Requests ::
**a)** In the essay on belonging, rewrite the paragraph that begins "The need to be part of a group" more briefly, keeping its main facts.
**b)** From the essay on belonging, copy word for word the stretch from "The need to" through "selves to do so?".

Given passage ::
+-------+
For years now I've been spending a lot of my recreational time reading inspirational books, listening to motivational podcasts and basically consuming every thought provoking piece of media I come across. Self awareness and self improvement have always been an interest area.
A common theme that is popping up lately is the concept of belonging. Researcher and author Brené Brown has built an entire career around researching belonging and vulnerability. She has shared her findings through her many books, which are all fabulous by the way. I'd highly recommend picking up one of them if you're interested in the topic.
In her book Daring Greatly she says, "“Because true belonging only happens when we present our authentic, imperfect selves to the world, our sense of belonging can never be greater than our level of self-acceptance.”
Read that again.
I understand this to mean that we will never achieve a full sense of belonging if never fully accept ourselves.
It's a powerful statement.
I've always looked at belonging as being more related to fitting in. I fit in or belong with my family, my friends, my community - the place where I was born and raised as well as the place I now call home. It is in these places and with these people that I feel accepted. Therefore, I belong. Right?
Brené's statement indicates there's a deeper layer to belonging. Not everyone experiences belonging or fitting in, even with family, friends and community. Sometimes this feeling comes and goes. One day you fit in, another you don't. So how do we balance that, or how do we achieve a sense of belonging when we don't attach it to a group of people?
The question that begs to be asked then is:
In our quest for belonging, do we alter our behaviour (aka our true selves) to achieve acceptance or to return to it? Do we hide our imperfect selves in order to fit in? I think the answer is most definitely, YES! And in doing so, we lose a part, or hide a part of our true self.
The need to be part of a group (part of a tribe), is primal to human beings. In the beginning we could not survive on our own. Tribal members worked together to provide and protect. It is in our nature as humans to need this connection with others..... but to what extent are we willing to forfeit our true selves to do so?
Self-acceptance and self-compassion are becoming more and more rare in today's world. In many ways we are moving away from authenticity and towards uniformity. We live in a society that is hyper focused on judgment and comparison.
Practically everyone today is walking around holding a catalysis for comparison in their hands - a cellphone. We are chained to those things. While there are many benefits to technology, we must also be aware of how much it is shaping behaviour, and consequently society as a whole. Every time you look at an Instagram post or a friend's Facebook feed, there are triggers of comparison and judgment firing in your brain, whether you are aware of them or not. We are in a constant state of determining whether or not we measure up.
+-------+
Given information ::

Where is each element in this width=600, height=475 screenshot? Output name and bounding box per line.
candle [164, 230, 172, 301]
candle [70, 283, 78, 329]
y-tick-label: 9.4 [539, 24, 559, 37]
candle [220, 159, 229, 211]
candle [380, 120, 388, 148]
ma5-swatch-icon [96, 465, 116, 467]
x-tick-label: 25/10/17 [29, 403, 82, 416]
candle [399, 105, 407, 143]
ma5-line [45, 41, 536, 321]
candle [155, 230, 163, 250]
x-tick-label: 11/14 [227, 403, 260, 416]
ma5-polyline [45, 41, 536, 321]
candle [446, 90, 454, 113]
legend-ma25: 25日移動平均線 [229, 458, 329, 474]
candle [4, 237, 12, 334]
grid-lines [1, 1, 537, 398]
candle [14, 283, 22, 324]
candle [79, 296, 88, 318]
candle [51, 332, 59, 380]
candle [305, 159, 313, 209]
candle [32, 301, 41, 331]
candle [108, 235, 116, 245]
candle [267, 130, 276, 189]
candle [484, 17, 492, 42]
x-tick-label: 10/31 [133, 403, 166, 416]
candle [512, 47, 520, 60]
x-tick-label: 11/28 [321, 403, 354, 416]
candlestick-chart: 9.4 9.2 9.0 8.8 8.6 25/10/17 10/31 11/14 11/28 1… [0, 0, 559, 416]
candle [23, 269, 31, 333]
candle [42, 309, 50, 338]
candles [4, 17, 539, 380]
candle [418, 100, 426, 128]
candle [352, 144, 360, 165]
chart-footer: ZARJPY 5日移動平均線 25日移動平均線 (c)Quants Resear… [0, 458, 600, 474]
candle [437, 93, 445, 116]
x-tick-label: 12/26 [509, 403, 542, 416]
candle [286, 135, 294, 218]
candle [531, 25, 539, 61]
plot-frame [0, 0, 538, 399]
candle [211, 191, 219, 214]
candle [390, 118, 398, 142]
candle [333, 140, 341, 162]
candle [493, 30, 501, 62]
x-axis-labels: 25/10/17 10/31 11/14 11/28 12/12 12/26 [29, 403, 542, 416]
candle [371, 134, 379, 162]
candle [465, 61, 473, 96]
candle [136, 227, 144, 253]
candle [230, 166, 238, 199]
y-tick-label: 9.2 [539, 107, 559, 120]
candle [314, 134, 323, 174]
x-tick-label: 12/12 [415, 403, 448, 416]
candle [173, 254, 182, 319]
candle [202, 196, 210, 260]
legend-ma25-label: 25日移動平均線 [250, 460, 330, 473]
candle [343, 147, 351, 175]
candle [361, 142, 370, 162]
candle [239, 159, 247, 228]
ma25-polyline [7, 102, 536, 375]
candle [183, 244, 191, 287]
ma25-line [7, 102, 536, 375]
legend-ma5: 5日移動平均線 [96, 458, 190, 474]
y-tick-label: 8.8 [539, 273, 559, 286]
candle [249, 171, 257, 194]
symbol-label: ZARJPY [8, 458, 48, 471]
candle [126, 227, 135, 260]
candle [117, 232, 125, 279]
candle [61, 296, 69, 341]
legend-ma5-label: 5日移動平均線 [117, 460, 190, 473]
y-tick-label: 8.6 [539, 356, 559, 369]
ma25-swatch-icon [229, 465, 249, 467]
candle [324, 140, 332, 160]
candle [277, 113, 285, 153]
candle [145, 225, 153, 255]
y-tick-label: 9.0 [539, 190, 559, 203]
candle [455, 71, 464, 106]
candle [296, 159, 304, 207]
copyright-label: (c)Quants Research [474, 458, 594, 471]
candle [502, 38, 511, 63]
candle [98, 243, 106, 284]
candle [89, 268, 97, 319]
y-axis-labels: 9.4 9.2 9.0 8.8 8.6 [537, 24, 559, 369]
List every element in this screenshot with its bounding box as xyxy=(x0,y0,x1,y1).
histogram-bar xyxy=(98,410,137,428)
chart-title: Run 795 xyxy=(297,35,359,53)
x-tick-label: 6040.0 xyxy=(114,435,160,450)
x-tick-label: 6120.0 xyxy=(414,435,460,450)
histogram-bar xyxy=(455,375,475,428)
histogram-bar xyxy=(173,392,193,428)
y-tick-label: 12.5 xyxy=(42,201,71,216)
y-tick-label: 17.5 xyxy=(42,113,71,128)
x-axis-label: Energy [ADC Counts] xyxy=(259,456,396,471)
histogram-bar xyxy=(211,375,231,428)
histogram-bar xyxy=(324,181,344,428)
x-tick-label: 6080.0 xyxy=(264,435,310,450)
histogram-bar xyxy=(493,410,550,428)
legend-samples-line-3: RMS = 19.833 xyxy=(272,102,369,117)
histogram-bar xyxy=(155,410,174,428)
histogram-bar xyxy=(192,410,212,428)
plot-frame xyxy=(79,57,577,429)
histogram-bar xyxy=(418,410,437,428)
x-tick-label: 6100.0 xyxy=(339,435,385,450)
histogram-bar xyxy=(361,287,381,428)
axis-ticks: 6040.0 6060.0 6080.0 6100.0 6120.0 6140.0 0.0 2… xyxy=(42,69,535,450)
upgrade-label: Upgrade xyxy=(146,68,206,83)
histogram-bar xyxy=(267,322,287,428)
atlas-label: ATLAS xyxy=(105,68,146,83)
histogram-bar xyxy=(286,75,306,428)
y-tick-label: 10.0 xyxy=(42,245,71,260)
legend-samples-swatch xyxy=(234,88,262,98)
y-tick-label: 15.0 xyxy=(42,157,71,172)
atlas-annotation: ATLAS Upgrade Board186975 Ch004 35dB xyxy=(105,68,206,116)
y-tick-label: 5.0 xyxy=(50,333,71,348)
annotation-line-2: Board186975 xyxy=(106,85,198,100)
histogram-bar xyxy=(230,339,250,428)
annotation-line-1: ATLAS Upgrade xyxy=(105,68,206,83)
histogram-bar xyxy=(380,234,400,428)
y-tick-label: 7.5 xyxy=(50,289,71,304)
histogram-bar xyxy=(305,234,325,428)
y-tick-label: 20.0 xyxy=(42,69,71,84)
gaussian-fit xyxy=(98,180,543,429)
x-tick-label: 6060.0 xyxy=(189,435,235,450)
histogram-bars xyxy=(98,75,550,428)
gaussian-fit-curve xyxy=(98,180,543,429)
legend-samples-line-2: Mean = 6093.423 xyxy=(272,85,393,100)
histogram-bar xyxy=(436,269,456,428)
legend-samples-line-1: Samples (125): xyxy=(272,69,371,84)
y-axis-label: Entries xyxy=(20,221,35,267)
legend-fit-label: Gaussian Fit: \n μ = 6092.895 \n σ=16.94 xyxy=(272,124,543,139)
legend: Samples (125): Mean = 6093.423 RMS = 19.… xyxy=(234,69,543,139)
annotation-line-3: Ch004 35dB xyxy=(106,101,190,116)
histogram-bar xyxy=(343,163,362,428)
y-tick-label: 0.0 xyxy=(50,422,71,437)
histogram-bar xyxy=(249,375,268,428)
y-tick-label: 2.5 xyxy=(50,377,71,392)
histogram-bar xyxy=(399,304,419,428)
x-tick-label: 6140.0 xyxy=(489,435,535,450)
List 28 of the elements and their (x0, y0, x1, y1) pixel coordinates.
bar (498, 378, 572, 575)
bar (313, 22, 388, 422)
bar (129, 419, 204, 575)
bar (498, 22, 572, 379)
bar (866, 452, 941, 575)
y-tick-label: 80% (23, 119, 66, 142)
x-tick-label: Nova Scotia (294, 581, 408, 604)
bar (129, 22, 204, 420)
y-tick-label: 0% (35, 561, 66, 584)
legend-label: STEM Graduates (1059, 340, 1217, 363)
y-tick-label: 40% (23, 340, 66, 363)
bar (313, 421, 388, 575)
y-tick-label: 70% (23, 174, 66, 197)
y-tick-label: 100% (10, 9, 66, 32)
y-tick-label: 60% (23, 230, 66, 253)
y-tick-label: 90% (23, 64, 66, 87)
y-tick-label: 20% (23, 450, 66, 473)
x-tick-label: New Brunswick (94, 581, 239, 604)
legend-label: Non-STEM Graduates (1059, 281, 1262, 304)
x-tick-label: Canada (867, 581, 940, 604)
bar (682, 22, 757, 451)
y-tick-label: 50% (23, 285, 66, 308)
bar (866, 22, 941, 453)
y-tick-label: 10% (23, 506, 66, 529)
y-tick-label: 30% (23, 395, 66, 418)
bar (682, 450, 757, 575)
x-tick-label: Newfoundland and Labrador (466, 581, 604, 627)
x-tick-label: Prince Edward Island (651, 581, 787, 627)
+-------+
Task-by-task outputs ::
**a)** Belonging to a group, or tribe, is a primal human need. Early humans could not survive alone, so tribal members worked together to provide and protect. Needing connection with others is part of human nature. The open question is how much of our true selves we are willing to give up for it.

**b)**
The need to be part of a group (part of a tribe), is primal to human beings. In the beginning we could not survive on our own. Tribal members worked together to provide and protect. It is in our nature as humans to need this connection with others..... but to what extent are we willing to forfeit our true selves to do so?